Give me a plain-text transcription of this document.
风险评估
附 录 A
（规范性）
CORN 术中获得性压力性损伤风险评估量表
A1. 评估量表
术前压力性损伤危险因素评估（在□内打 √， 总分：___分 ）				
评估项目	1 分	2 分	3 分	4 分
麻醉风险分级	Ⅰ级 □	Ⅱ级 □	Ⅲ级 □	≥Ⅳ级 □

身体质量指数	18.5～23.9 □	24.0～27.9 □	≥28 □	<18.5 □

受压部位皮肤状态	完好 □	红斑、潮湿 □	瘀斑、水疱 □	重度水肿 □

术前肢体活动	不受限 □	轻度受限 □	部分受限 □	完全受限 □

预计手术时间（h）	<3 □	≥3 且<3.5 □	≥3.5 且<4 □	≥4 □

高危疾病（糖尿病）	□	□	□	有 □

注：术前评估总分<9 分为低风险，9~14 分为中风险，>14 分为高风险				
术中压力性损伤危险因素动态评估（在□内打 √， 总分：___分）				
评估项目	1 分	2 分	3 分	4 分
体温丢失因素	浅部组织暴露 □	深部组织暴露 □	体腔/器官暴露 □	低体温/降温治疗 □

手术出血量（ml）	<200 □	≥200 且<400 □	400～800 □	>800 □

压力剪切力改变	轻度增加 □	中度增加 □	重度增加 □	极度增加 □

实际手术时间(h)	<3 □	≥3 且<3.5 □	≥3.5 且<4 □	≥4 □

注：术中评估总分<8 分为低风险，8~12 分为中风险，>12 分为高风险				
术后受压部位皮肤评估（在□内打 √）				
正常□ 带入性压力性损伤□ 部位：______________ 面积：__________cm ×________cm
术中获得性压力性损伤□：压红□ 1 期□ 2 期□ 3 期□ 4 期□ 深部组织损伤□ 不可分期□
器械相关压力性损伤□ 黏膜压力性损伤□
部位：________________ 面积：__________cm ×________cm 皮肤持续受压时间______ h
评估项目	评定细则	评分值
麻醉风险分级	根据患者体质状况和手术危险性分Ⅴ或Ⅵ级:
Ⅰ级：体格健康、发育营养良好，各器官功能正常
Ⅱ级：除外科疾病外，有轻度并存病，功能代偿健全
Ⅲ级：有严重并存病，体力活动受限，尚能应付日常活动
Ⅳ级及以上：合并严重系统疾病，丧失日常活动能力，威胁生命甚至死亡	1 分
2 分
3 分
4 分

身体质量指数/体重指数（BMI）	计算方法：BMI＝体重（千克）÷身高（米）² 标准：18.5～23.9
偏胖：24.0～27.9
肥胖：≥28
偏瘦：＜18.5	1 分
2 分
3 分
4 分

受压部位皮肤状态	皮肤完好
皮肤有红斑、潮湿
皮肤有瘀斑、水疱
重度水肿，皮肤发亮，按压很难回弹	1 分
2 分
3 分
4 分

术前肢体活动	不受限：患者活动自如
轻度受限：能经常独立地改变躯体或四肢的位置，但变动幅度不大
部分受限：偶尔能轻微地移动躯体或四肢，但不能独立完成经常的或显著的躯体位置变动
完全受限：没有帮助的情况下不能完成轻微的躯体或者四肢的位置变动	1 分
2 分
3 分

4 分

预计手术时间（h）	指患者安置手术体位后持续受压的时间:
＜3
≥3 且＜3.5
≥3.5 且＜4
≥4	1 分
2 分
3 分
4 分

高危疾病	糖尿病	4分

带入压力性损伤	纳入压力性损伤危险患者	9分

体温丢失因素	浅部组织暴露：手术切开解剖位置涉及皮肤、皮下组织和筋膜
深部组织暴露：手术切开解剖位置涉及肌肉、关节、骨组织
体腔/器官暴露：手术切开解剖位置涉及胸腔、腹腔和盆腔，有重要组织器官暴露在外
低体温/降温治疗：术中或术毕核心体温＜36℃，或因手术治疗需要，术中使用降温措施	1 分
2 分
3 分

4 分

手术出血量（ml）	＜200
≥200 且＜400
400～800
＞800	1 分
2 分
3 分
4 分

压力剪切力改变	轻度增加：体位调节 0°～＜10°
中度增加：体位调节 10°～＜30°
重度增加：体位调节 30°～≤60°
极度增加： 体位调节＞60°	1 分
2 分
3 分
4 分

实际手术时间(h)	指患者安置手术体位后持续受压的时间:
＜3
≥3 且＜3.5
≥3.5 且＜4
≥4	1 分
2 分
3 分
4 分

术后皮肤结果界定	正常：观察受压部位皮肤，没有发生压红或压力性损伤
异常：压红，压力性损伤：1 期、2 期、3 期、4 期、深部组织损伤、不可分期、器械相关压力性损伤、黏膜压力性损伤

■ ■ ■ ■

Required task
Copy the records above exactly as they appear.

Answer to the exercise
Give me a plain-text transcription of this document.
风险评估
附 录 A
（规范性）
CORN 术中获得性压力性损伤风险评估量表
A1. 评估量表
术前压力性损伤危险因素评估（在□内打 √， 总分：___分 ）				
评估项目	1 分	2 分	3 分	4 分
麻醉风险分级	Ⅰ级 □	Ⅱ级 □	Ⅲ级 □	≥Ⅳ级 □

身体质量指数	18.5～23.9 □	24.0～27.9 □	≥28 □	<18.5 □

受压部位皮肤状态	完好 □	红斑、潮湿 □	瘀斑、水疱 □	重度水肿 □

术前肢体活动	不受限 □	轻度受限 □	部分受限 □	完全受限 □

预计手术时间（h）	<3 □	≥3 且<3.5 □	≥3.5 且<4 □	≥4 □

高危疾病（糖尿病）	□	□	□	有 □

注：术前评估总分<9 分为低风险，9~14 分为中风险，>14 分为高风险				
术中压力性损伤危险因素动态评估（在□内打 √， 总分：___分）				
评估项目	1 分	2 分	3 分	4 分
体温丢失因素	浅部组织暴露 □	深部组织暴露 □	体腔/器官暴露 □	低体温/降温治疗 □

手术出血量（ml）	<200 □	≥200 且<400 □	400～800 □	>800 □

压力剪切力改变	轻度增加 □	中度增加 □	重度增加 □	极度增加 □

实际手术时间(h)	<3 □	≥3 且<3.5 □	≥3.5 且<4 □	≥4 □

注：术中评估总分<8 分为低风险，8~12 分为中风险，>12 分为高风险				
术后受压部位皮肤评估（在□内打 √）				
正常□ 带入性压力性损伤□ 部位：______________ 面积：__________cm ×________cm
术中获得性压力性损伤□：压红□ 1 期□ 2 期□ 3 期□ 4 期□ 深部组织损伤□ 不可分期□
器械相关压力性损伤□ 黏膜压力性损伤□
部位：________________ 面积：__________cm ×________cm 皮肤持续受压时间______ h
评估项目	评定细则	评分值
麻醉风险分级	根据患者体质状况和手术危险性分Ⅴ或Ⅵ级:
Ⅰ级：体格健康、发育营养良好，各器官功能正常
Ⅱ级：除外科疾病外，有轻度并存病，功能代偿健全
Ⅲ级：有严重并存病，体力活动受限，尚能应付日常活动
Ⅳ级及以上：合并严重系统疾病，丧失日常活动能力，威胁生命甚至死亡	1 分
2 分
3 分
4 分

身体质量指数/体重指数（BMI）	计算方法：BMI＝体重（千克）÷身高（米）² 标准：18.5～23.9
偏胖：24.0～27.9
肥胖：≥28
偏瘦：＜18.5	1 分
2 分
3 分
4 分

受压部位皮肤状态	皮肤完好
皮肤有红斑、潮湿
皮肤有瘀斑、水疱
重度水肿，皮肤发亮，按压很难回弹	1 分
2 分
3 分
4 分

术前肢体活动	不受限：患者活动自如
轻度受限：能经常独立地改变躯体或四肢的位置，但变动幅度不大
部分受限：偶尔能轻微地移动躯体或四肢，但不能独立完成经常的或显著的躯体位置变动
完全受限：没有帮助的情况下不能完成轻微的躯体或者四肢的位置变动	1 分
2 分
3 分

4 分

预计手术时间（h）	指患者安置手术体位后持续受压的时间:
＜3
≥3 且＜3.5
≥3.5 且＜4
≥4	1 分
2 分
3 分
4 分

高危疾病	糖尿病	4分

带入压力性损伤	纳入压力性损伤危险患者	9分

体温丢失因素	浅部组织暴露：手术切开解剖位置涉及皮肤、皮下组织和筋膜
深部组织暴露：手术切开解剖位置涉及肌肉、关节、骨组织
体腔/器官暴露：手术切开解剖位置涉及胸腔、腹腔和盆腔，有重要组织器官暴露在外
低体温/降温治疗：术中或术毕核心体温＜36℃，或因手术治疗需要，术中使用降温措施	1 分
2 分
3 分

4 分

手术出血量（ml）	＜200
≥200 且＜400
400～800
＞800	1 分
2 分
3 分
4 分

压力剪切力改变	轻度增加：体位调节 0°～＜10°
中度增加：体位调节 10°～＜30°
重度增加：体位调节 30°～≤60°
极度增加： 体位调节＞60°	1 分
2 分
3 分
4 分

实际手术时间(h)	指患者安置手术体位后持续受压的时间:
＜3
≥3 且＜3.5
≥3.5 且＜4
≥4	1 分
2 分
3 分
4 分

术后皮肤结果界定	正常：观察受压部位皮肤，没有发生压红或压力性损伤
异常：压红，压力性损伤：1 期、2 期、3 期、4 期、深部组织损伤、不可分期、器械相关压力性损伤、黏膜压力性损伤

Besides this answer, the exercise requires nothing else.